* [WHAT IS BEING ASKED]
Restate the listing below word for word, omitting any images.

* [DATA LISTING]
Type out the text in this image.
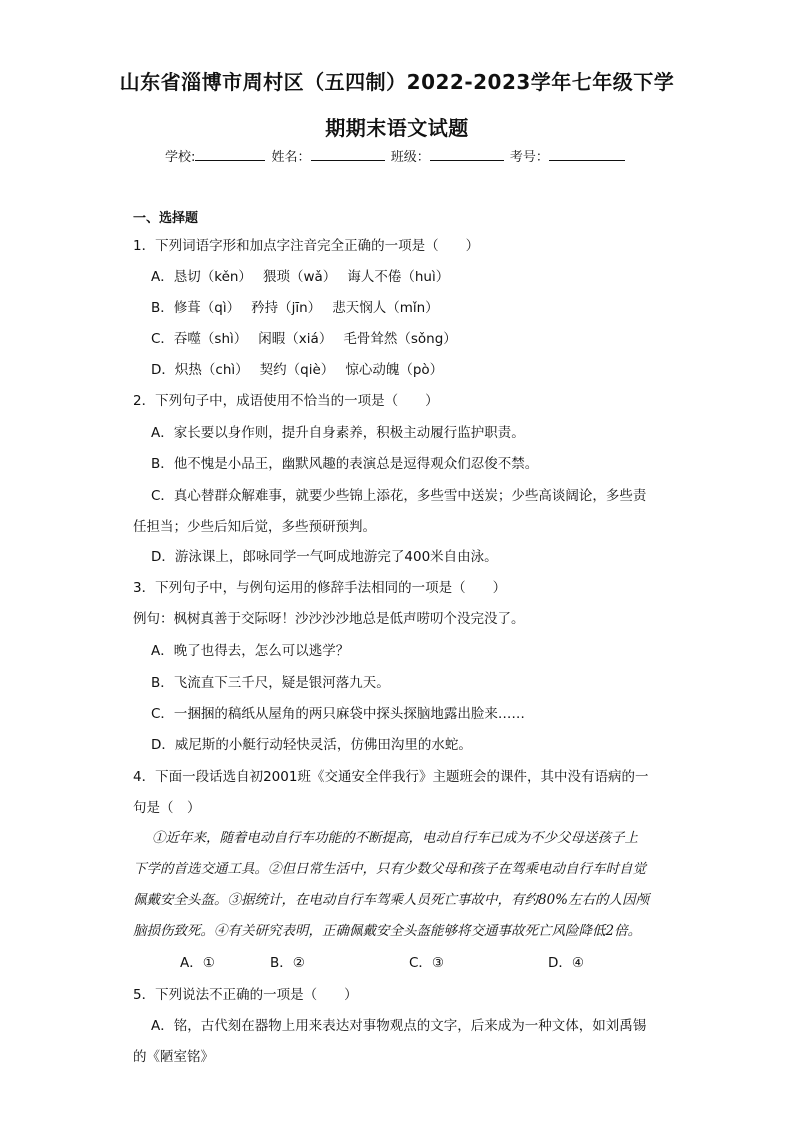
山东省淄博市周村区（五四制）2022-2023学年七年级下学
期期末语文试题
学校:	姓名：	班级：	考号：
一、选择题
1．下列词语字形和加点字注音完全正确的一项是（　　）
A．恳切（kěn）　 猥琐（wǎ）　 诲人不倦（huì）
B．修葺（qì）　 矜持（jīn）　 悲天悯人（mǐn）
C．吞噬（shì）　 闲暇（xiá）　 毛骨耸然（sǒng）
D．炽热（chì）　 契约（qiè）　 惊心动魄（pò）
2．下列句子中，成语使用不恰当的一项是（　　）
A．家长要以身作则，提升自身素养，积极主动履行监护职责。
B．他不愧是小品王，幽默风趣的表演总是逗得观众们忍俊不禁。
C．真心替群众解难事，就要少些锦上添花，多些雪中送炭；少些高谈阔论，多些责
任担当；少些后知后觉，多些预研预判。
D．游泳课上，郎咏同学一气呵成地游完了400米自由泳。
3．下列句子中，与例句运用的修辞手法相同的一项是（　　）
例句：枫树真善于交际呀！沙沙沙沙地总是低声唠叨个没完没了。
A．晚了也得去，怎么可以逃学？
B．飞流直下三千尺，疑是银河落九天。
C．一捆捆的稿纸从屋角的两只麻袋中探头探脑地露出脸来……
D．威尼斯的小艇行动轻快灵活，仿佛田沟里的水蛇。
4．下面一段话选自初2001班《交通安全伴我行》主题班会的课件，其中没有语病的一
句是（　）
①近年来，随着电动自行车功能的不断提高，电动自行车已成为不少父母送孩子上
下学的首选交通工具。②但日常生活中，只有少数父母和孩子在驾乘电动自行车时自觉
佩戴安全头盔。③据统计，在电动自行车驾乘人员死亡事故中，有约80%左右的人因颅
脑损伤致死。④有关研究表明，正确佩戴安全头盔能够将交通事故死亡风险降低2倍。
A．①	B．②	C．③	D．④
5．下列说法不正确的一项是（　　）
A．铭，古代刻在器物上用来表达对事物观点的文字，后来成为一种文体，如刘禹锡
的《陋室铭》
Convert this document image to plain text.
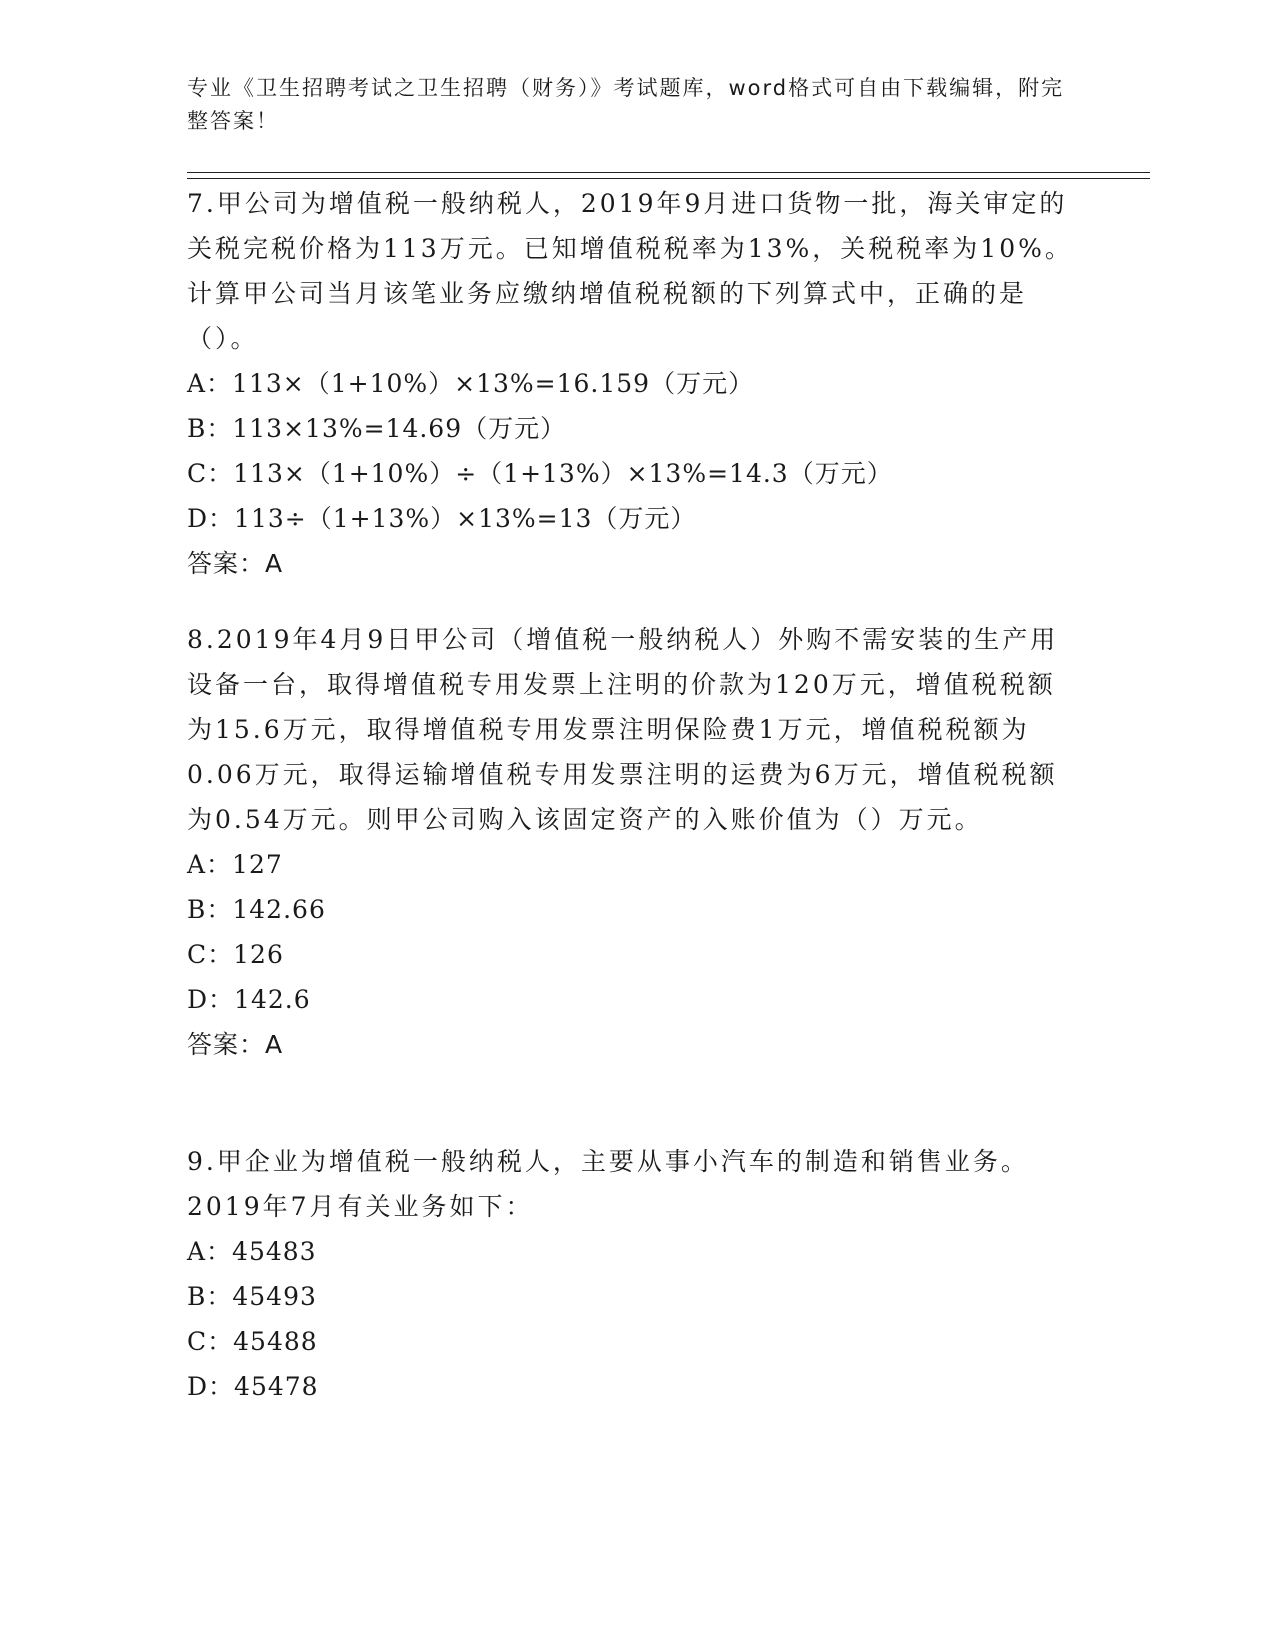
专业《卫生招聘考试之卫生招聘（财务）》考试题库，word格式可自由下载编辑，附完整答案！

7.甲公司为增值税一般纳税人，2019年9月进口货物一批，海关审定的关税完税价格为113万元。已知增值税税率为13%，关税税率为10%。计算甲公司当月该笔业务应缴纳增值税税额的下列算式中，正确的是（）。

A：113×（1+10%）×13%=16.159（万元）

B：113×13%=14.69（万元）

C：113×（1+10%）÷（1+13%）×13%=14.3（万元）

D：113÷（1+13%）×13%=13（万元）

答案：A

8.2019年4月9日甲公司（增值税一般纳税人）外购不需安装的生产用设备一台，取得增值税专用发票上注明的价款为120万元，增值税税额为15.6万元，取得增值税专用发票注明保险费1万元，增值税税额为0.06万元，取得运输增值税专用发票注明的运费为6万元，增值税税额为0.54万元。则甲公司购入该固定资产的入账价值为（）万元。

A：127

B：142.66

C：126

D：142.6

答案：A

9.甲企业为增值税一般纳税人，主要从事小汽车的制造和销售业务。2019年7月有关业务如下：

A：45483

B：45493

C：45488

D：45478
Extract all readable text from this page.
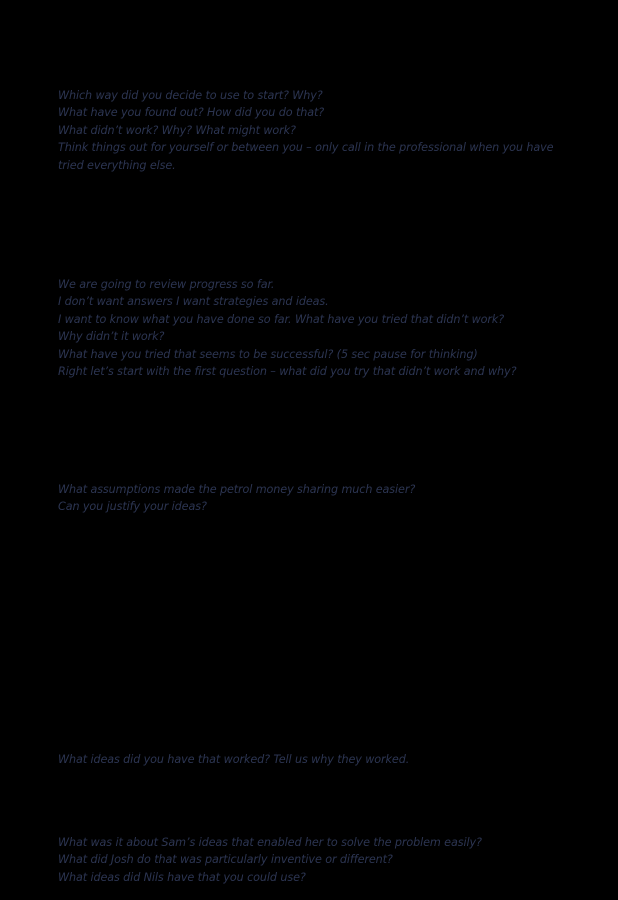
Which way did you decide to use to start? Why?

What have you found out? How did you do that?

What didn’t work? Why? What might work?

Think things out for yourself or between you – only call in the professional when you have

tried everything else.

We are going to review progress so far.

I don’t want answers I want strategies and ideas.

I want to know what you have done so far. What have you tried that didn’t work?

Why didn’t it work?

What have you tried that seems to be successful? (5 sec pause for thinking)

Right let’s start with the first question – what did you try that didn’t work and why?

What assumptions made the petrol money sharing much easier?

Can you justify your ideas?

What ideas did you have that worked? Tell us why they worked.

What was it about Sam’s ideas that enabled her to solve the problem easily?

What did Josh do that was particularly inventive or different?

What ideas did Nils have that you could use?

* [ANSWER BELOW]
Type out the text in this image.
山东省淄博市周村区（五四制）2022-2023学年七年级下学
期期末语文试题
学校:	姓名：	班级：	考号：
一、选择题
1．下列词语字形和加点字注音完全正确的一项是（　　）
A．恳切（kěn）　 猥琐（wǎ）　 诲人不倦（huì）
B．修葺（qì）　 矜持（jīn）　 悲天悯人（mǐn）
C．吞噬（shì）　 闲暇（xiá）　 毛骨耸然（sǒng）
D．炽热（chì）　 契约（qiè）　 惊心动魄（pò）
2．下列句子中，成语使用不恰当的一项是（　　）
A．家长要以身作则，提升自身素养，积极主动履行监护职责。
B．他不愧是小品王，幽默风趣的表演总是逗得观众们忍俊不禁。
C．真心替群众解难事，就要少些锦上添花，多些雪中送炭；少些高谈阔论，多些责
任担当；少些后知后觉，多些预研预判。
D．游泳课上，郎咏同学一气呵成地游完了400米自由泳。
3．下列句子中，与例句运用的修辞手法相同的一项是（　　）
例句：枫树真善于交际呀！沙沙沙沙地总是低声唠叨个没完没了。
A．晚了也得去，怎么可以逃学？
B．飞流直下三千尺，疑是银河落九天。
C．一捆捆的稿纸从屋角的两只麻袋中探头探脑地露出脸来……
D．威尼斯的小艇行动轻快灵活，仿佛田沟里的水蛇。
4．下面一段话选自初2001班《交通安全伴我行》主题班会的课件，其中没有语病的一
句是（　）
①近年来，随着电动自行车功能的不断提高，电动自行车已成为不少父母送孩子上
下学的首选交通工具。②但日常生活中，只有少数父母和孩子在驾乘电动自行车时自觉
佩戴安全头盔。③据统计，在电动自行车驾乘人员死亡事故中，有约80%左右的人因颅
脑损伤致死。④有关研究表明，正确佩戴安全头盔能够将交通事故死亡风险降低2倍。
A．①	B．②	C．③	D．④
5．下列说法不正确的一项是（　　）
A．铭，古代刻在器物上用来表达对事物观点的文字，后来成为一种文体，如刘禹锡
的《陋室铭》
Convert this document image to plain text.
专业《卫生招聘考试之卫生招聘（财务）》考试题库，word格式可自由下载编辑，附完整答案！

7.甲公司为增值税一般纳税人，2019年9月进口货物一批，海关审定的关税完税价格为113万元。已知增值税税率为13%，关税税率为10%。计算甲公司当月该笔业务应缴纳增值税税额的下列算式中，正确的是（）。

A：113×（1+10%）×13%=16.159（万元）

B：113×13%=14.69（万元）

C：113×（1+10%）÷（1+13%）×13%=14.3（万元）

D：113÷（1+13%）×13%=13（万元）

答案：A

8.2019年4月9日甲公司（增值税一般纳税人）外购不需安装的生产用设备一台，取得增值税专用发票上注明的价款为120万元，增值税税额为15.6万元，取得增值税专用发票注明保险费1万元，增值税税额为0.06万元，取得运输增值税专用发票注明的运费为6万元，增值税税额为0.54万元。则甲公司购入该固定资产的入账价值为（）万元。

A：127

B：142.66

C：126

D：142.6

答案：A

9.甲企业为增值税一般纳税人，主要从事小汽车的制造和销售业务。2019年7月有关业务如下：

A：45483

B：45493

C：45488

D：45478
Extract all readable text from this page.
Which way did you decide to use to start? Why?

What have you found out? How did you do that?

What didn’t work? Why? What might work?

Think things out for yourself or between you – only call in the professional when you have

tried everything else.

We are going to review progress so far.

I don’t want answers I want strategies and ideas.

I want to know what you have done so far. What have you tried that didn’t work?

Why didn’t it work?

What have you tried that seems to be successful? (5 sec pause for thinking)

Right let’s start with the first question – what did you try that didn’t work and why?

What assumptions made the petrol money sharing much easier?

Can you justify your ideas?

What ideas did you have that worked? Tell us why they worked.

What was it about Sam’s ideas that enabled her to solve the problem easily?

What did Josh do that was particularly inventive or different?

What ideas did Nils have that you could use?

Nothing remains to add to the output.